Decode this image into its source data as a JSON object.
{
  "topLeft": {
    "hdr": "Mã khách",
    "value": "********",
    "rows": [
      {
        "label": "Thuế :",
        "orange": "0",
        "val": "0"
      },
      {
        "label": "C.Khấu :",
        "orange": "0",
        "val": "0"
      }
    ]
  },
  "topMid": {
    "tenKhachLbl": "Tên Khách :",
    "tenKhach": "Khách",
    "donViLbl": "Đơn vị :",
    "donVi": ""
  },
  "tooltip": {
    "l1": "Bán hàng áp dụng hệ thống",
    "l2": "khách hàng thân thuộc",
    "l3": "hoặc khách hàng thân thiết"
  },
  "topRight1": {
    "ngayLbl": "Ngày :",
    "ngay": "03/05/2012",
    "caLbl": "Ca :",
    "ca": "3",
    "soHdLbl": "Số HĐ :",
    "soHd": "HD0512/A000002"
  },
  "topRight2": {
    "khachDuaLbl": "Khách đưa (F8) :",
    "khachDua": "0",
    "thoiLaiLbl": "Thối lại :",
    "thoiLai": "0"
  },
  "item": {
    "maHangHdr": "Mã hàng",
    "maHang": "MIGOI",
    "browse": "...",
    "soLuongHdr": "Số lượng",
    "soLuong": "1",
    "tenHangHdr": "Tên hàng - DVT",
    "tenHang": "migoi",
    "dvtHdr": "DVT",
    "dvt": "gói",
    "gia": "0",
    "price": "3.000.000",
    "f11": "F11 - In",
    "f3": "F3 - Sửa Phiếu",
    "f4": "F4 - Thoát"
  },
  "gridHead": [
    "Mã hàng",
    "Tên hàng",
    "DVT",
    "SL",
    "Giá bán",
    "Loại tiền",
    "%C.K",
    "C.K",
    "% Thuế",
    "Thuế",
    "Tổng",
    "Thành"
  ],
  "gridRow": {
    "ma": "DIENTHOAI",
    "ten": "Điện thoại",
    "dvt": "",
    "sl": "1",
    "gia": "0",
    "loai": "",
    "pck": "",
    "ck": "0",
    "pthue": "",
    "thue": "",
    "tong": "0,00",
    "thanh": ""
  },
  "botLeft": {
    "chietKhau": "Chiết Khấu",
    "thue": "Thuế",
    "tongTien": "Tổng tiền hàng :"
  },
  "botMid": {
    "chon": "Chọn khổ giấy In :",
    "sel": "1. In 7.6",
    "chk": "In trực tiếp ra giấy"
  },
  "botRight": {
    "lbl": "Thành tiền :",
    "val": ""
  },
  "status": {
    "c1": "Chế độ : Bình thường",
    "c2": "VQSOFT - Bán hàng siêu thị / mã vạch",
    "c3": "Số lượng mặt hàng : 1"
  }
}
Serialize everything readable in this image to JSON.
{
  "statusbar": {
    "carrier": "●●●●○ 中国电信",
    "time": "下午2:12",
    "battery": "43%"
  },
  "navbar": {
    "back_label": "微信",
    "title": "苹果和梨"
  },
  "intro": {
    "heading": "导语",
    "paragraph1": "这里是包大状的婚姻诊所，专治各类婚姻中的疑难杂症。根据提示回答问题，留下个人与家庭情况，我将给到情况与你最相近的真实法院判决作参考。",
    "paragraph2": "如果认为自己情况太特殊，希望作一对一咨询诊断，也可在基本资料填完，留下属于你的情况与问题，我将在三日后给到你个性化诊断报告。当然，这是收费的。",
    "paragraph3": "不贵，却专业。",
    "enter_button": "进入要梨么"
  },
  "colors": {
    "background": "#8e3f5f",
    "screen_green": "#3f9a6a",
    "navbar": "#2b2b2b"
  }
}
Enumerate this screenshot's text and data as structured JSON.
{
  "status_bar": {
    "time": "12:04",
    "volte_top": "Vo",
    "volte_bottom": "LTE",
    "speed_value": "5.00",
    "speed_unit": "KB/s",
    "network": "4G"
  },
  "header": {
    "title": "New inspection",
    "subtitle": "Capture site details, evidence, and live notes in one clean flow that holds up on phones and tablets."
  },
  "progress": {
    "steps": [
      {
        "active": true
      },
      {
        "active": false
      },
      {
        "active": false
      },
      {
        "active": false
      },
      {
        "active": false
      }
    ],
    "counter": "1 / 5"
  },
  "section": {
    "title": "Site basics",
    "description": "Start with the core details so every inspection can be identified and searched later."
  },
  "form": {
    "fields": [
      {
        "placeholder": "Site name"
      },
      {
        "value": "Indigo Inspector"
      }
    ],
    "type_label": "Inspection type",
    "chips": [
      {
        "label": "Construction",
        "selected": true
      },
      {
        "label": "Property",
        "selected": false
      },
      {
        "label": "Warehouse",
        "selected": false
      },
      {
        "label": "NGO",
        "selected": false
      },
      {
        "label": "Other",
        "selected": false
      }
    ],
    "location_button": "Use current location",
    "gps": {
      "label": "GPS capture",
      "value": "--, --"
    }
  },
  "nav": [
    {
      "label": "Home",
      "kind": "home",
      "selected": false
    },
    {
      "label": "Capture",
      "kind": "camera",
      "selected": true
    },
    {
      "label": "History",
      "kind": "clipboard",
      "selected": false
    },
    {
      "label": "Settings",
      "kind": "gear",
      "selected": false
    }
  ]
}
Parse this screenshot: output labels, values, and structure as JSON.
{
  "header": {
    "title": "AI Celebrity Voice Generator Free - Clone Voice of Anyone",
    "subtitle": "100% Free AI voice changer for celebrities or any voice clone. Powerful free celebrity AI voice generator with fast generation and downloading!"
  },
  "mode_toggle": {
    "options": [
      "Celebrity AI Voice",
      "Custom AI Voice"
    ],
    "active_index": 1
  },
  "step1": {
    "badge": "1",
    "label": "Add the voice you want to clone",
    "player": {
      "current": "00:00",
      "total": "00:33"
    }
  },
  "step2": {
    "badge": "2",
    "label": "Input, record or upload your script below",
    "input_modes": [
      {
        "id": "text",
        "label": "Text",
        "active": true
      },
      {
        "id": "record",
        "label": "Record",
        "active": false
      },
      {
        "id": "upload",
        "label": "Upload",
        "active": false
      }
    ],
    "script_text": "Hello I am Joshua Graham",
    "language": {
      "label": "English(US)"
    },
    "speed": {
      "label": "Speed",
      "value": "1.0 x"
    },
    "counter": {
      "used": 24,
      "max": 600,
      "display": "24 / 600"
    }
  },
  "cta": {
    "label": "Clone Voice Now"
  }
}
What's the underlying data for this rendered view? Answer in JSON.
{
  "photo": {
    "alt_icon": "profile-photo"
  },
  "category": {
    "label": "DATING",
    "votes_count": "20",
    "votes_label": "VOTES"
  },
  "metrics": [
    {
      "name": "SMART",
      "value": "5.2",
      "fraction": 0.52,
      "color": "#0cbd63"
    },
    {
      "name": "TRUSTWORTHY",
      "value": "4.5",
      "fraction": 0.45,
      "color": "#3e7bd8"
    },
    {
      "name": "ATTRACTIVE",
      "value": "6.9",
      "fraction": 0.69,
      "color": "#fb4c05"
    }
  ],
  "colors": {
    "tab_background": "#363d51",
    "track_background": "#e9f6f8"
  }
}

──────────

Would you give again, word for word, every line from the one with "What's the underlying" through the final line of the listing above?

Final result =
What's the underlying data for this rendered view? Answer in JSON.
{
  "photo": {
    "alt_icon": "profile-photo"
  },
  "category": {
    "label": "DATING",
    "votes_count": "20",
    "votes_label": "VOTES"
  },
  "metrics": [
    {
      "name": "SMART",
      "value": "5.2",
      "fraction": 0.52,
      "color": "#0cbd63"
    },
    {
      "name": "TRUSTWORTHY",
      "value": "4.5",
      "fraction": 0.45,
      "color": "#3e7bd8"
    },
    {
      "name": "ATTRACTIVE",
      "value": "6.9",
      "fraction": 0.69,
      "color": "#fb4c05"
    }
  ],
  "colors": {
    "tab_background": "#363d51",
    "track_background": "#e9f6f8"
  }
}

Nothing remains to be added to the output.